Required work. Count every line in the entries that follow where the word "Visser" appears, then state only the total.

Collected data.
_ _ _ _ _ _ _
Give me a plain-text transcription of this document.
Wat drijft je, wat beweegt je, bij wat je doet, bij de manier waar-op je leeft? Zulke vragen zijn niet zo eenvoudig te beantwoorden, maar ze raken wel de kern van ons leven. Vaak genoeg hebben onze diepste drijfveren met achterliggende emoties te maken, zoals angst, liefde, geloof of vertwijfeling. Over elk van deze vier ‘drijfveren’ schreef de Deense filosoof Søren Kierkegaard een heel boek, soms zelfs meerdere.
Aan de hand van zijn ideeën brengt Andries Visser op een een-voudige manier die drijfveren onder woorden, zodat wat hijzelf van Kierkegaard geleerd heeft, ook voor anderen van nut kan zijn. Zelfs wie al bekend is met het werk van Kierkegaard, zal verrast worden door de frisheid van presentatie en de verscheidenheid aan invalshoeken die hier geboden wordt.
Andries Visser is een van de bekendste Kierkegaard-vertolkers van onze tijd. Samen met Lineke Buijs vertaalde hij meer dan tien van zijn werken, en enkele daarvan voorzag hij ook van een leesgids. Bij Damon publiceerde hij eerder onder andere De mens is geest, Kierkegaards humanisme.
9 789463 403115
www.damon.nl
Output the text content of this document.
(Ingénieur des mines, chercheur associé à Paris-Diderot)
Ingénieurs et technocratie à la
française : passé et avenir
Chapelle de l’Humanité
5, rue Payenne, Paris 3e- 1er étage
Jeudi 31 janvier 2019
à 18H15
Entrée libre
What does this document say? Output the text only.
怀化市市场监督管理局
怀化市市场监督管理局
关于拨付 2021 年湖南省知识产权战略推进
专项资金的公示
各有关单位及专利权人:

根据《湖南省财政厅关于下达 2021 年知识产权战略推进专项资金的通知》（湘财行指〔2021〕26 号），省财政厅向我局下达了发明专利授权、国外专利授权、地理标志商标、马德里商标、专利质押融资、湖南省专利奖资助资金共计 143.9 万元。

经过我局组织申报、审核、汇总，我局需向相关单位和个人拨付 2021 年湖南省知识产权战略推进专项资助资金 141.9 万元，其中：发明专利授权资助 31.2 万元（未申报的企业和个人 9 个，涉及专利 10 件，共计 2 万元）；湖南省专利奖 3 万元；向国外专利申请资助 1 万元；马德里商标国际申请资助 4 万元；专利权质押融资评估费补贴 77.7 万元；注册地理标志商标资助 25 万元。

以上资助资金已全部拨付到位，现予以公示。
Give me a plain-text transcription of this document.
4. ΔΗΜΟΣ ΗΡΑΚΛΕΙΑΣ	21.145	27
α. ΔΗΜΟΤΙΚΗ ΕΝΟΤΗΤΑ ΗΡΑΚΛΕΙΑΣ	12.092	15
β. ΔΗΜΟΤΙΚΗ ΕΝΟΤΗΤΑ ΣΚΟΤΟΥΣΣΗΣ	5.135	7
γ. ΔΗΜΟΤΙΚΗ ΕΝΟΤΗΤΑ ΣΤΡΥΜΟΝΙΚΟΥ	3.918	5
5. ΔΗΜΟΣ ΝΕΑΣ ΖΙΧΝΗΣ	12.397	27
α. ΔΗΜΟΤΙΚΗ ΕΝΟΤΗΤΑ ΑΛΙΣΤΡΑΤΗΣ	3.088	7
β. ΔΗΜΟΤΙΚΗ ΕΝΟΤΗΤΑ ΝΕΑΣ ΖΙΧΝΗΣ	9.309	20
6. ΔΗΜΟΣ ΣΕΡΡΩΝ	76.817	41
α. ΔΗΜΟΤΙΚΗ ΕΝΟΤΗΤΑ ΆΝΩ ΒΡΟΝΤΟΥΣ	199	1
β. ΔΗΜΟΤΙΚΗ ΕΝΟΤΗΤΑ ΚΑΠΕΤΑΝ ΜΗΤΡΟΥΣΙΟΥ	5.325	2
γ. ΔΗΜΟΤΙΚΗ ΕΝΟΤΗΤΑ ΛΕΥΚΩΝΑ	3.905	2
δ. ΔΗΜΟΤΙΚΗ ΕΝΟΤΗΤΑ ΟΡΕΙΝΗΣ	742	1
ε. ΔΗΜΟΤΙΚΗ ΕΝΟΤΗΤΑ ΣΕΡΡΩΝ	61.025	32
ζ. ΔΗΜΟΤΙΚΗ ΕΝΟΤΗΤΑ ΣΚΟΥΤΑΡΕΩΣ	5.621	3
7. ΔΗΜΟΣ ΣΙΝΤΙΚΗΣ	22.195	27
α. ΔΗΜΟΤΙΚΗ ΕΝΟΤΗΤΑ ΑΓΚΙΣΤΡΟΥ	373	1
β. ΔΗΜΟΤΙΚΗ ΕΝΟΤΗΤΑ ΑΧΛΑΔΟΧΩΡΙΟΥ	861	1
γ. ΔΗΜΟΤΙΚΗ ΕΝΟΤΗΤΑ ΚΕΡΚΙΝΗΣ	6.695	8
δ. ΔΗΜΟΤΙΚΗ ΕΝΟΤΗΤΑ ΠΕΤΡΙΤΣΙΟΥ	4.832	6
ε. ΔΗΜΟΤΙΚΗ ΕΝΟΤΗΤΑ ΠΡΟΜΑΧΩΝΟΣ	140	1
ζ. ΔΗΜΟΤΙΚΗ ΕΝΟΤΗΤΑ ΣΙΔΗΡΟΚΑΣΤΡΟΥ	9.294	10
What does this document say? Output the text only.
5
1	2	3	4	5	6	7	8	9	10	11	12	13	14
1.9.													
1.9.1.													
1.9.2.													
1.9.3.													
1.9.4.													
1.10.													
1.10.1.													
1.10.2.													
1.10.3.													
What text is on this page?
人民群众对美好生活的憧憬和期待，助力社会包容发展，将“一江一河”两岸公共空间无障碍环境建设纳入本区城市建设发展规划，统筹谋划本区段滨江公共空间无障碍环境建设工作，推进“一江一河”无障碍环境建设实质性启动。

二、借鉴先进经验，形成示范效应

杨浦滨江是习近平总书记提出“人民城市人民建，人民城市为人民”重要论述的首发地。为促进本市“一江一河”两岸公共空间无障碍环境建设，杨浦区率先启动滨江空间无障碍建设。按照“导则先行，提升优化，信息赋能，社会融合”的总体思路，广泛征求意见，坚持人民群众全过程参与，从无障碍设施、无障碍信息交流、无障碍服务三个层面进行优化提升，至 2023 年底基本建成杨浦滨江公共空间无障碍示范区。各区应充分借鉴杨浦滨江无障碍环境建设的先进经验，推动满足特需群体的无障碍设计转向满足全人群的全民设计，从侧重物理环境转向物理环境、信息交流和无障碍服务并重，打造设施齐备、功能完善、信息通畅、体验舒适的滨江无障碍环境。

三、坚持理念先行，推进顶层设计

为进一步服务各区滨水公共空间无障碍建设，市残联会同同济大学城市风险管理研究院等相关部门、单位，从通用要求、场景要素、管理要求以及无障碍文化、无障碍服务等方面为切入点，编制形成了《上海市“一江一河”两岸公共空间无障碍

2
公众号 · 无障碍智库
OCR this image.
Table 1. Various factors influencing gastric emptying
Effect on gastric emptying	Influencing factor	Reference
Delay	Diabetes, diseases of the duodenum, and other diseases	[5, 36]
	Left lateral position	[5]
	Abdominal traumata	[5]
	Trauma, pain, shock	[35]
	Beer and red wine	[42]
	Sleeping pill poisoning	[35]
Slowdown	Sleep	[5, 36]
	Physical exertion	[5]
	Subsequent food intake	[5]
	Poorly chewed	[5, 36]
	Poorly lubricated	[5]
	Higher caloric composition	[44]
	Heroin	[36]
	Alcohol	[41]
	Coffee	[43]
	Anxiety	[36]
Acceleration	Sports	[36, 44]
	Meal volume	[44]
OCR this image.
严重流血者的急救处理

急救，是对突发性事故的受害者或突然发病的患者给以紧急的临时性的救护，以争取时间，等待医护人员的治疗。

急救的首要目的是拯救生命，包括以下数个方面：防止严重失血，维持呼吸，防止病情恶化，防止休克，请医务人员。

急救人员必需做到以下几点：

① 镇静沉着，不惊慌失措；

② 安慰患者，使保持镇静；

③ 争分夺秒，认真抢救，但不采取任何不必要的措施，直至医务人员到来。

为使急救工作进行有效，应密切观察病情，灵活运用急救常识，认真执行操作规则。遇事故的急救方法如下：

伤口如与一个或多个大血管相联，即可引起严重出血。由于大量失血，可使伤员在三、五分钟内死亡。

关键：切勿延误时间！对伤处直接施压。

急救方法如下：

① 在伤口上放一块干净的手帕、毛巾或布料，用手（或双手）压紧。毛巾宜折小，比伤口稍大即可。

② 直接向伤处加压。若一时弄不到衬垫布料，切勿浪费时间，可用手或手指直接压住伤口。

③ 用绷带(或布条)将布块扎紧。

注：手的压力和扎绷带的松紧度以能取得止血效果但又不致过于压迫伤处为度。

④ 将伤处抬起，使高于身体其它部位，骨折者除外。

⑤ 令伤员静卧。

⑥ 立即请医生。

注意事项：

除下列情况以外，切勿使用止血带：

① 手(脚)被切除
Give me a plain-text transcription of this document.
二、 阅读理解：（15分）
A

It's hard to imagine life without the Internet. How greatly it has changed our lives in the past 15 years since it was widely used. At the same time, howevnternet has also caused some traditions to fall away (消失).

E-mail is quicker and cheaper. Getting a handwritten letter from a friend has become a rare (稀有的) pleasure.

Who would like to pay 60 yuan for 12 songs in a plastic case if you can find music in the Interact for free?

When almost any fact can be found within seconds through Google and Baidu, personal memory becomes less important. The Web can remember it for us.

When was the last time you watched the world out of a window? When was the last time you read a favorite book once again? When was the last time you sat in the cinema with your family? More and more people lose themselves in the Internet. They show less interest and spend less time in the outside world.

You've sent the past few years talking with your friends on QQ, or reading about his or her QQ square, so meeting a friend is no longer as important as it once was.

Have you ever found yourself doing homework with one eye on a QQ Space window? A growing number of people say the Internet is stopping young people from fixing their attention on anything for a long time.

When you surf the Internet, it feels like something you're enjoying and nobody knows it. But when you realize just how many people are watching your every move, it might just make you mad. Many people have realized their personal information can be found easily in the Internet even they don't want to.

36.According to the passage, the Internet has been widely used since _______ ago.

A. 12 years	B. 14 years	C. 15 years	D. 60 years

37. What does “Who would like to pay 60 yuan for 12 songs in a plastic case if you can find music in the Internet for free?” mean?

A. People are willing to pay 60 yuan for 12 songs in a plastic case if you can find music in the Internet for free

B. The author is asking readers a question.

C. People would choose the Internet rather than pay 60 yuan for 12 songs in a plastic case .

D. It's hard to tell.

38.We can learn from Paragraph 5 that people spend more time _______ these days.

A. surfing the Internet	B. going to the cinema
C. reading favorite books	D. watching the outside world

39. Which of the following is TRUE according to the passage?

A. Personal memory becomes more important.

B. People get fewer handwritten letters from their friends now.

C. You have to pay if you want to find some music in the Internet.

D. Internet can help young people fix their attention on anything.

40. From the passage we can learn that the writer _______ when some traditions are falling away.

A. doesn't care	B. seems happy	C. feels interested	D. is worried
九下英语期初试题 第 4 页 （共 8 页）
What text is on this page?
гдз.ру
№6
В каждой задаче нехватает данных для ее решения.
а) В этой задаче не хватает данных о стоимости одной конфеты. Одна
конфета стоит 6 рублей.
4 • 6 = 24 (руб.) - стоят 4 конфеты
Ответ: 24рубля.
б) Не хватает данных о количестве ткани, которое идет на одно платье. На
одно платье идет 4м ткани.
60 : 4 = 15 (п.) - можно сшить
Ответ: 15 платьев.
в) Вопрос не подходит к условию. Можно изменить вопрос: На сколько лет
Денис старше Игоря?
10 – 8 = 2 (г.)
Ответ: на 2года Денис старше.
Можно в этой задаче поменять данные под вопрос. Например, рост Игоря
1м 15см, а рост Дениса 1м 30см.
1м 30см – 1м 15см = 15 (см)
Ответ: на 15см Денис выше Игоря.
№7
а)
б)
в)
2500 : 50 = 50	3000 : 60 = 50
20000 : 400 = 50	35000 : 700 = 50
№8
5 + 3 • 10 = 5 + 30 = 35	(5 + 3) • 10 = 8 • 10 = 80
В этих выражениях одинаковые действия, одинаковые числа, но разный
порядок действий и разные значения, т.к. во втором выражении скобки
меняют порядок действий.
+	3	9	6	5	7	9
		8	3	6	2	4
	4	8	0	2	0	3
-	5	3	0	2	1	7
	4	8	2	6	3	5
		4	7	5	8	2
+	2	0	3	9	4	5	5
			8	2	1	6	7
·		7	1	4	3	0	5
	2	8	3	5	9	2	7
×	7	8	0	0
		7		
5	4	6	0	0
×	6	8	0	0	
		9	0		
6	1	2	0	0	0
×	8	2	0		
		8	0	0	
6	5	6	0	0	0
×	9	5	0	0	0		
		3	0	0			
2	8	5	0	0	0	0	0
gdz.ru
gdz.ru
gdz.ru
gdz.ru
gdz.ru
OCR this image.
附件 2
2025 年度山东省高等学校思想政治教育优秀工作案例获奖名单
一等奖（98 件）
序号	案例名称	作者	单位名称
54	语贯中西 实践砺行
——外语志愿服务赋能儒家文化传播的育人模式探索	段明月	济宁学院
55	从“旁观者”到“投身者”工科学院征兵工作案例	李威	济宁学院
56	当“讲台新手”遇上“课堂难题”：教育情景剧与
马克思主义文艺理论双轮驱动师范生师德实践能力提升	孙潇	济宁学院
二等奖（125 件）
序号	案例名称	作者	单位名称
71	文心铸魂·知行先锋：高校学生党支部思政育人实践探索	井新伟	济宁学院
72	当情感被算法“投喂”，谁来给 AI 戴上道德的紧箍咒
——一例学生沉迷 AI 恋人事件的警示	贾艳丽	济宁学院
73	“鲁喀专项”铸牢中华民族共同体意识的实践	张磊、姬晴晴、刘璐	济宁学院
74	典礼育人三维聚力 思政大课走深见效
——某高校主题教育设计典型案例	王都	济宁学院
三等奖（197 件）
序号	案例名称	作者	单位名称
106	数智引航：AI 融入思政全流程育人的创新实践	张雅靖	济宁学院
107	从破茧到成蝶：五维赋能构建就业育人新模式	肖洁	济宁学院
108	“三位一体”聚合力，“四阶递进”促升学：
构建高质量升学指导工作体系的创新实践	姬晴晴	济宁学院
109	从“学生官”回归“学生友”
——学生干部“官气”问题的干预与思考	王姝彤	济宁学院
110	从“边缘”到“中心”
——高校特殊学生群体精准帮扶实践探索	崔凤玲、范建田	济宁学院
_ _ _ _ _ _ _
Problem solution. 2